#### Problem statement:
Read the listing and extract each line that includes the word "this".

#### Dataset content:
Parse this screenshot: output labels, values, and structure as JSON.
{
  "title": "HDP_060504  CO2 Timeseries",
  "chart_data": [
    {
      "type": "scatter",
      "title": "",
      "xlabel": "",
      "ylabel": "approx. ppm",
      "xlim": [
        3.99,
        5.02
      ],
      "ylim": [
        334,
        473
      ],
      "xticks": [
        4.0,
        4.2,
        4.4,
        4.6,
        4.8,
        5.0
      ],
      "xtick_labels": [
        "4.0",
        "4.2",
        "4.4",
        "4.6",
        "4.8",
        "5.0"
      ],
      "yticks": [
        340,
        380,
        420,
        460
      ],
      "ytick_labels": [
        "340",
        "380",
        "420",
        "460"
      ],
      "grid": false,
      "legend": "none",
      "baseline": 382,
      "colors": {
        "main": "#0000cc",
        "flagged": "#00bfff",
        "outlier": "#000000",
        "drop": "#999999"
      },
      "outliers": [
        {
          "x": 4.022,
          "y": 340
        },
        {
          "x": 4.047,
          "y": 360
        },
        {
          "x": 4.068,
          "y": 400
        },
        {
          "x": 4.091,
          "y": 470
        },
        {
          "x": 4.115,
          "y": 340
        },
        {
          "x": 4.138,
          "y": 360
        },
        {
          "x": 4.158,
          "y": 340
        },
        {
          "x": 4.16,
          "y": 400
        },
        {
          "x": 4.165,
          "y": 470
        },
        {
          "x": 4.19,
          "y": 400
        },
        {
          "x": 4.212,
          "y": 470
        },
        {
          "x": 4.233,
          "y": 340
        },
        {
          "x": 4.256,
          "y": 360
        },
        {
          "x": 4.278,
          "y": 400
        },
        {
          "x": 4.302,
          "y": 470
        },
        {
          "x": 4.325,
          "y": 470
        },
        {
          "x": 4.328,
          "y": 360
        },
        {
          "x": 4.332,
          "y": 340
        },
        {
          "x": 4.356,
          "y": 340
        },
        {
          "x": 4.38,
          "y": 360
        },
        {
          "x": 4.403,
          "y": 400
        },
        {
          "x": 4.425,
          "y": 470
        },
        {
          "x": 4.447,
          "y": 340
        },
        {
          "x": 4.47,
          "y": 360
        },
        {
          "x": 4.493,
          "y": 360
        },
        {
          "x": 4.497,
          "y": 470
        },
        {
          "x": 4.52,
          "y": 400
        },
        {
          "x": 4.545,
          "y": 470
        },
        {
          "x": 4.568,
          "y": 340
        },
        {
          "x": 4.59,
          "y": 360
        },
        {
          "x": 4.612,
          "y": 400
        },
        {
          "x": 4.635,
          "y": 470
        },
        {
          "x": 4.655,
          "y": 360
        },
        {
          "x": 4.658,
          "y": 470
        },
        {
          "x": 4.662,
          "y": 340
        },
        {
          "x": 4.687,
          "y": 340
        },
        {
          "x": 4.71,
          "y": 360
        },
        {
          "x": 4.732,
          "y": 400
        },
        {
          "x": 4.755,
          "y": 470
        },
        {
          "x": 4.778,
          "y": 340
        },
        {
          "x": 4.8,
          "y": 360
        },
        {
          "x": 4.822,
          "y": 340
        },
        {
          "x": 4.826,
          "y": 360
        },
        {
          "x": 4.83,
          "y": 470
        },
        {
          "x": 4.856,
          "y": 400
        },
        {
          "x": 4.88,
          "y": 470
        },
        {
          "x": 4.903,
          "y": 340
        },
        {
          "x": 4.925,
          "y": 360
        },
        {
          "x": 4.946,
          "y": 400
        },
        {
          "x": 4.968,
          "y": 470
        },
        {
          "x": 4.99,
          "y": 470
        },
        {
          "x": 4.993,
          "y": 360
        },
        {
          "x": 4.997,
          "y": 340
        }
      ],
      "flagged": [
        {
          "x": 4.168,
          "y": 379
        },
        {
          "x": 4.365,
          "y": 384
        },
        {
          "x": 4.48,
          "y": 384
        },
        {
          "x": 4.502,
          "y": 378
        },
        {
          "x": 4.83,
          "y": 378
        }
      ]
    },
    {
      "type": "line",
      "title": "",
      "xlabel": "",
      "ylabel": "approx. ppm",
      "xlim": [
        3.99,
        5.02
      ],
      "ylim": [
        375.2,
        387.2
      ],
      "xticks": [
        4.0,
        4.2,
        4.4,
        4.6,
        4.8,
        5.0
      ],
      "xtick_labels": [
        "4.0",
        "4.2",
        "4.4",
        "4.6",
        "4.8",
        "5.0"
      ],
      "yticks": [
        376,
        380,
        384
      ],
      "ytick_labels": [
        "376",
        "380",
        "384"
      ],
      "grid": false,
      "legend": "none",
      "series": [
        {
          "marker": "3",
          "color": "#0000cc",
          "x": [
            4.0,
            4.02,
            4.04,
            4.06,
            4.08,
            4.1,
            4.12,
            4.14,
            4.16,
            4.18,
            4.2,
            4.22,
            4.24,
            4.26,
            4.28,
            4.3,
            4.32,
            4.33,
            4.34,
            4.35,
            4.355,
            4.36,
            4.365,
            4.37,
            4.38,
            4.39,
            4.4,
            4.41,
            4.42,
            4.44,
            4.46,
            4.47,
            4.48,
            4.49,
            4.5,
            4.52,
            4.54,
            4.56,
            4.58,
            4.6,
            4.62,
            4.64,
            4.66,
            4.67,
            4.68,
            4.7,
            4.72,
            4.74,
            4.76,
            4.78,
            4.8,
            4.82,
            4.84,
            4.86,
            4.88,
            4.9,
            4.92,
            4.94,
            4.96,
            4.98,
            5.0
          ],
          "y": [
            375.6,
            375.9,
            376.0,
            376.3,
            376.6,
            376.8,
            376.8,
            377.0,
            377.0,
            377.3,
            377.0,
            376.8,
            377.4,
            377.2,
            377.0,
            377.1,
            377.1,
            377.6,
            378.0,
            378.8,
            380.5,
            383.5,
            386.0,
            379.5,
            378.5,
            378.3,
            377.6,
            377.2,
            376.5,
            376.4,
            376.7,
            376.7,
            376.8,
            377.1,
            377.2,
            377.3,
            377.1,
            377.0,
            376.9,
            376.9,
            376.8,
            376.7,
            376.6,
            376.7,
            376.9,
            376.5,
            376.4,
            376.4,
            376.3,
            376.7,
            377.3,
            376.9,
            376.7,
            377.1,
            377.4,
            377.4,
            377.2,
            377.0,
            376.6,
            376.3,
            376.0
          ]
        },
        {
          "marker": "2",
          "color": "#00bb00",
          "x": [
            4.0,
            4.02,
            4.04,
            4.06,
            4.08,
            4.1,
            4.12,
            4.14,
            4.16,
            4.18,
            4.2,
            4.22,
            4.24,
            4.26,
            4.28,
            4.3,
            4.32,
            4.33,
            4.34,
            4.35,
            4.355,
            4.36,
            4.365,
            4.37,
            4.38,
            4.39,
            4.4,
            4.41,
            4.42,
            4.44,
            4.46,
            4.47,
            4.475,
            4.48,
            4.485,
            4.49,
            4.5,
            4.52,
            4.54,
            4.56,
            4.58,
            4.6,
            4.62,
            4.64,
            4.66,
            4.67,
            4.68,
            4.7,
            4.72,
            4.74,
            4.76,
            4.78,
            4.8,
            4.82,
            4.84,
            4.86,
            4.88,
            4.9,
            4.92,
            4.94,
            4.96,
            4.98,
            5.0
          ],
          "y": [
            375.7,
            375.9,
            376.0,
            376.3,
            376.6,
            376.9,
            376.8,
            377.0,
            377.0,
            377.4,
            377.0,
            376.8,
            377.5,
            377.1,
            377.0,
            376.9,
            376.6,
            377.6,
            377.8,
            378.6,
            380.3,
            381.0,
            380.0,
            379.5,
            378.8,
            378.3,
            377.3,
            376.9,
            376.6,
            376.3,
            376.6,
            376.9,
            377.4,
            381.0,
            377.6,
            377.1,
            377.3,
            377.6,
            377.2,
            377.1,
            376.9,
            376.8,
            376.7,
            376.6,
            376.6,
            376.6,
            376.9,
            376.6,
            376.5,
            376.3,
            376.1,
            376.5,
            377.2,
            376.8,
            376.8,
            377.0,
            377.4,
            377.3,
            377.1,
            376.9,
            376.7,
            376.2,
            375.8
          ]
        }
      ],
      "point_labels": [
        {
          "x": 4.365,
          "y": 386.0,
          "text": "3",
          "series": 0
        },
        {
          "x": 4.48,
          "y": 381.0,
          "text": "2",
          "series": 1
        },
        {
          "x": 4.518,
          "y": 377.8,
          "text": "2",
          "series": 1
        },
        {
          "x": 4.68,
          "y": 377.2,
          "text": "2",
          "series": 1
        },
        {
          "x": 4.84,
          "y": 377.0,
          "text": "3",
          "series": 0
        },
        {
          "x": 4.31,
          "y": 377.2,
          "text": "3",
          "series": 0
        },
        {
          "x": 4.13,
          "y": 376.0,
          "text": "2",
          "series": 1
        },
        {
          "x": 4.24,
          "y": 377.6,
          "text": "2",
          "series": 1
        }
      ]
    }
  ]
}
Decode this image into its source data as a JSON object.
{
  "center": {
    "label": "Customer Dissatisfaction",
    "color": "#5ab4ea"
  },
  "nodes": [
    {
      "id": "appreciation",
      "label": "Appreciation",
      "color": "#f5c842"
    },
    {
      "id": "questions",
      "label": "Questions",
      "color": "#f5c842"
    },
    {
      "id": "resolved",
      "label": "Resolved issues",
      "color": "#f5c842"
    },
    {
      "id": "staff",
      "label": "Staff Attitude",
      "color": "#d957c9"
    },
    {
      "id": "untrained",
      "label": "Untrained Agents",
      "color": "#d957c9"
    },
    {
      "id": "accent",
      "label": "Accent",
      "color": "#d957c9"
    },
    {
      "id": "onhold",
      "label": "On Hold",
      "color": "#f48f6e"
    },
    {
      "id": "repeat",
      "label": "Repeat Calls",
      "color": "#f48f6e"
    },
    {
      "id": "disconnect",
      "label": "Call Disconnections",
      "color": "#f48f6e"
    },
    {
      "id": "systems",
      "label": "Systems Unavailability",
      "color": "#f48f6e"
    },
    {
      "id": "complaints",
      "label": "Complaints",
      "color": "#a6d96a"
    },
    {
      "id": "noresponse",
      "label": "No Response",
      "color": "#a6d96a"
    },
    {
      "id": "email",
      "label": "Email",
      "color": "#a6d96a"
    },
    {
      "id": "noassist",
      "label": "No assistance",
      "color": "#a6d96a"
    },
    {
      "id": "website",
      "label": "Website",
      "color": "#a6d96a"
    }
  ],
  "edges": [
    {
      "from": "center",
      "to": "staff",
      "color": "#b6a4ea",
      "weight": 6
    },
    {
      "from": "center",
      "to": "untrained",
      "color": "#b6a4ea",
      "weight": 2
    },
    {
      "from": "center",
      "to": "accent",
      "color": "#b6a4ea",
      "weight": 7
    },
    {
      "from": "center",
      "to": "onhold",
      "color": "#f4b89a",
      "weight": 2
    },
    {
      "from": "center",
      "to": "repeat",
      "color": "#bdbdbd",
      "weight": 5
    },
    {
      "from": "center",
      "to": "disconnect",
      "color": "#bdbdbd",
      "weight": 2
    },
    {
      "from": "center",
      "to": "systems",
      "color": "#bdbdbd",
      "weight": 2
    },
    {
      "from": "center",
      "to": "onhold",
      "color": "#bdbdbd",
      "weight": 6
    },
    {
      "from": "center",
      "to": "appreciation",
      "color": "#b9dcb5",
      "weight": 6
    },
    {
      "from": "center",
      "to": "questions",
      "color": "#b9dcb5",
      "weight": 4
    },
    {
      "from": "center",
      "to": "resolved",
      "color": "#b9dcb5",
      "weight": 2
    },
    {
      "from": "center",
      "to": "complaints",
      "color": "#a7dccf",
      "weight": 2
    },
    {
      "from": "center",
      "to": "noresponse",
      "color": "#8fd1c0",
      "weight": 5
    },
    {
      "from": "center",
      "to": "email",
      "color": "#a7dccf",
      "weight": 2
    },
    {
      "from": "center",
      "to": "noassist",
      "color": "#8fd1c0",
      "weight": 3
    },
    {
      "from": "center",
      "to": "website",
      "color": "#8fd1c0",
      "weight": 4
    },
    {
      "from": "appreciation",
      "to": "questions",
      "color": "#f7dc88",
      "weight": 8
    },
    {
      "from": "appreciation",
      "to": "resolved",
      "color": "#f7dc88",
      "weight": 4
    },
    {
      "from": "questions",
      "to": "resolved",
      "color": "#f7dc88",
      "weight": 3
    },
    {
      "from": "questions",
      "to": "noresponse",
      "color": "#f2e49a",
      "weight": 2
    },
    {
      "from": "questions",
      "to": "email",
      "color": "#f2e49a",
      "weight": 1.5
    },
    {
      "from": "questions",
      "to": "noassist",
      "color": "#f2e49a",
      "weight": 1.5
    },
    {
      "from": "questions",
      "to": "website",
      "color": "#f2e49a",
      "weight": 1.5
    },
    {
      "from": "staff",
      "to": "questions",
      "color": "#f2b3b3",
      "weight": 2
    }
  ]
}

#### Written answer:
Parse this screenshot: output labels, values, and structure as JSON.
Decode this image into its source data as a JSON object.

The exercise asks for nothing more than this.